== Task data ==

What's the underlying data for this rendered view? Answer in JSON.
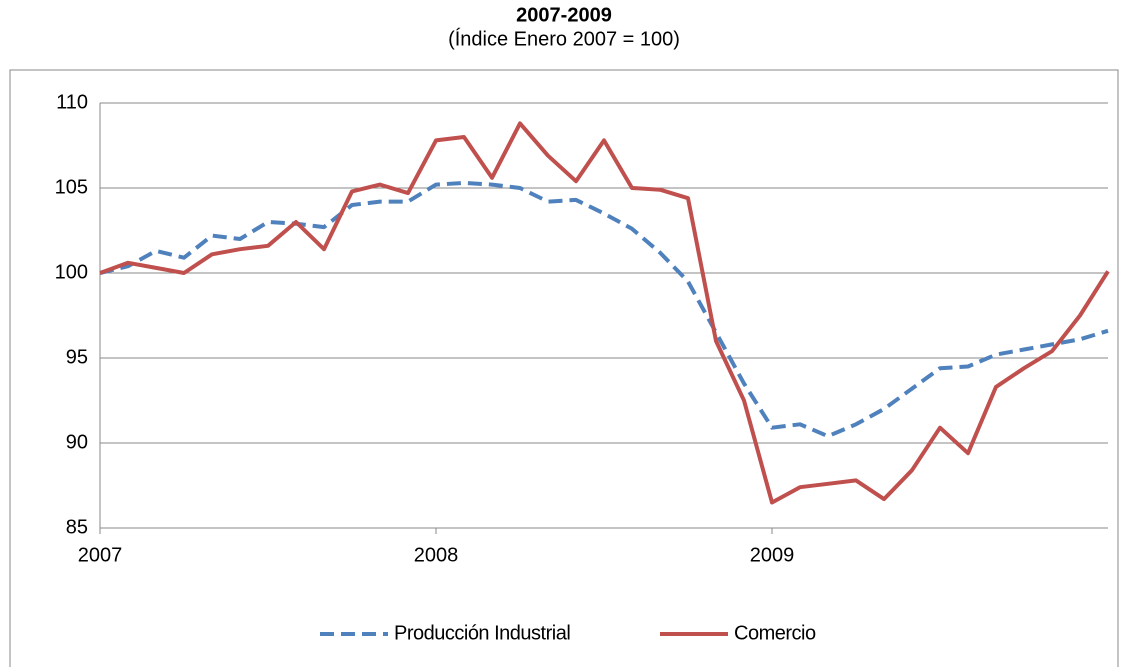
{
  "chart_data": {
    "type": "line",
    "title": "2007-2009",
    "subtitle": "(Índice Enero 2007 = 100)",
    "categories": [
      "2007",
      null,
      null,
      null,
      null,
      null,
      null,
      null,
      null,
      null,
      null,
      null,
      "2008",
      null,
      null,
      null,
      null,
      null,
      null,
      null,
      null,
      null,
      null,
      null,
      "2009",
      null,
      null,
      null,
      null,
      null,
      null,
      null,
      null,
      null,
      null,
      null,
      null
    ],
    "series": [
      {
        "name": "Producción Industrial",
        "color": "#4f81bd",
        "dash": true,
        "values": [
          100,
          100.4,
          101.3,
          100.9,
          102.2,
          102.0,
          103.0,
          102.9,
          102.7,
          104.0,
          104.2,
          104.2,
          105.2,
          105.3,
          105.2,
          105.0,
          104.2,
          104.3,
          103.5,
          102.6,
          101.2,
          99.5,
          96.5,
          93.5,
          90.9,
          91.1,
          90.4,
          91.1,
          92.0,
          93.2,
          94.4,
          94.5,
          95.2,
          95.5,
          95.8,
          96.1,
          96.6
        ]
      },
      {
        "name": "Comercio",
        "color": "#c0504d",
        "dash": false,
        "values": [
          100,
          100.6,
          100.3,
          100.0,
          101.1,
          101.4,
          101.6,
          103.0,
          101.4,
          104.8,
          105.2,
          104.7,
          107.8,
          108.0,
          105.6,
          108.8,
          106.9,
          105.4,
          107.8,
          105.0,
          104.9,
          104.4,
          96.0,
          92.5,
          86.5,
          87.4,
          87.6,
          87.8,
          86.7,
          88.4,
          90.9,
          89.4,
          93.3,
          94.4,
          95.4,
          97.5,
          100.1
        ]
      }
    ],
    "ylim": [
      85,
      110
    ],
    "yticks": [
      85,
      90,
      95,
      100,
      105,
      110
    ],
    "grid": true,
    "legend": "bottom"
  }
}
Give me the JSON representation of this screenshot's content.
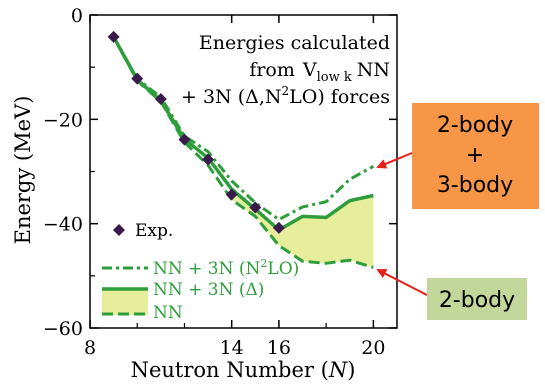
{
  "chart_data": {
    "type": "line",
    "xlabel": "Neutron Number (",
    "xlabel_var": "N",
    "xlabel_end": ")",
    "ylabel": "Energy (MeV)",
    "xlim": [
      8,
      21
    ],
    "ylim": [
      -60,
      0
    ],
    "xticks": [
      8,
      14,
      16,
      20
    ],
    "xtick_labels": [
      "8",
      "14",
      "16",
      "20"
    ],
    "yticks": [
      0,
      -20,
      -40,
      -60
    ],
    "ytick_labels": [
      "0",
      "−20",
      "−40",
      "−60"
    ],
    "colors": {
      "green": "#2e9e3c",
      "fill": "#e6ee9c",
      "exp": "#3a1a4a",
      "arrow": "#e3201b"
    },
    "annotation": {
      "line1": "Energies calculated",
      "line2_pre": "from",
      "line2_V": "V",
      "line2_sub": "low k",
      "line2_post": "NN",
      "line3_pre": "+ 3N (Δ,N",
      "line3_sup": "2",
      "line3_post": "LO) forces"
    },
    "legend": {
      "exp": "Exp.",
      "n2lo_pre": "NN + 3N (N",
      "n2lo_sup": "2",
      "n2lo_post": "LO)",
      "delta": "NN + 3N (Δ)",
      "nn": "NN"
    },
    "callouts": {
      "box1_line1": "2-body",
      "box1_line2": "+",
      "box1_line3": "3-body",
      "box1_color": "#f79646",
      "box2": "2-body",
      "box2_color": "#c4d79b"
    },
    "exp": {
      "x": [
        9,
        10,
        11,
        12,
        13,
        14,
        15,
        16
      ],
      "y": [
        -4.2,
        -12.2,
        -16.1,
        -23.9,
        -27.7,
        -34.4,
        -36.9,
        -40.8
      ]
    },
    "series": [
      {
        "name": "NN + 3N (N²LO)",
        "style": "dashdot",
        "x": [
          9,
          10,
          11,
          12,
          13,
          14,
          15,
          16,
          17,
          18,
          19,
          20
        ],
        "y": [
          -4.2,
          -12.2,
          -15.8,
          -23.2,
          -26.2,
          -31.8,
          -36.0,
          -39.2,
          -36.8,
          -35.8,
          -31.5,
          -29.0
        ]
      },
      {
        "name": "NN + 3N (Δ)",
        "style": "solid",
        "x": [
          9,
          10,
          11,
          12,
          13,
          14,
          15,
          16,
          17,
          18,
          19,
          20
        ],
        "y": [
          -4.2,
          -12.4,
          -16.4,
          -23.8,
          -27.4,
          -33.4,
          -37.2,
          -41.2,
          -38.6,
          -38.8,
          -35.6,
          -34.6
        ]
      },
      {
        "name": "NN",
        "style": "dashed",
        "x": [
          9,
          10,
          11,
          12,
          13,
          14,
          15,
          16,
          17,
          18,
          19,
          20
        ],
        "y": [
          -4.2,
          -12.6,
          -16.6,
          -24.4,
          -28.8,
          -35.4,
          -38.6,
          -44.2,
          -47.2,
          -47.6,
          -47.0,
          -48.4
        ]
      }
    ]
  }
}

== The request ==
Identify the lines above that contain the word "name", then copy them.

== Output for this task ==
        "name": "Producción Industrial",
        "name": "Comercio",
        "name": "NN + 3N (N²LO)",
        "name": "NN + 3N (Δ)",
        "name": "NN",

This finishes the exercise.